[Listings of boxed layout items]
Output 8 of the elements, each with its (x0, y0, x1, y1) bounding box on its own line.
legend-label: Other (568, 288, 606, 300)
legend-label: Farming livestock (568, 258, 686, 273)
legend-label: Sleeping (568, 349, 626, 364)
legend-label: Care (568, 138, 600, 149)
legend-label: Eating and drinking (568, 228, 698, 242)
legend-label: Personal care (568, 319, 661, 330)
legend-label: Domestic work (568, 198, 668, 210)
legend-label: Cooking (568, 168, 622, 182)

EXERCISE INSTRUCTIONS:
Put every line of the listing above into a numbered list, dropping any blank lines.

WRITTEN ANSWER:
1. Output 8 of the elements, each with its (x0, y0, x1, y1) bounding box on its own line.
2. legend-label: Other (568, 288, 606, 300)
3. legend-label: Farming livestock (568, 258, 686, 273)
4. legend-label: Sleeping (568, 349, 626, 364)
5. legend-label: Care (568, 138, 600, 149)
6. legend-label: Eating and drinking (568, 228, 698, 242)
7. legend-label: Personal care (568, 319, 661, 330)
8. legend-label: Domestic work (568, 198, 668, 210)
9. legend-label: Cooking (568, 168, 622, 182)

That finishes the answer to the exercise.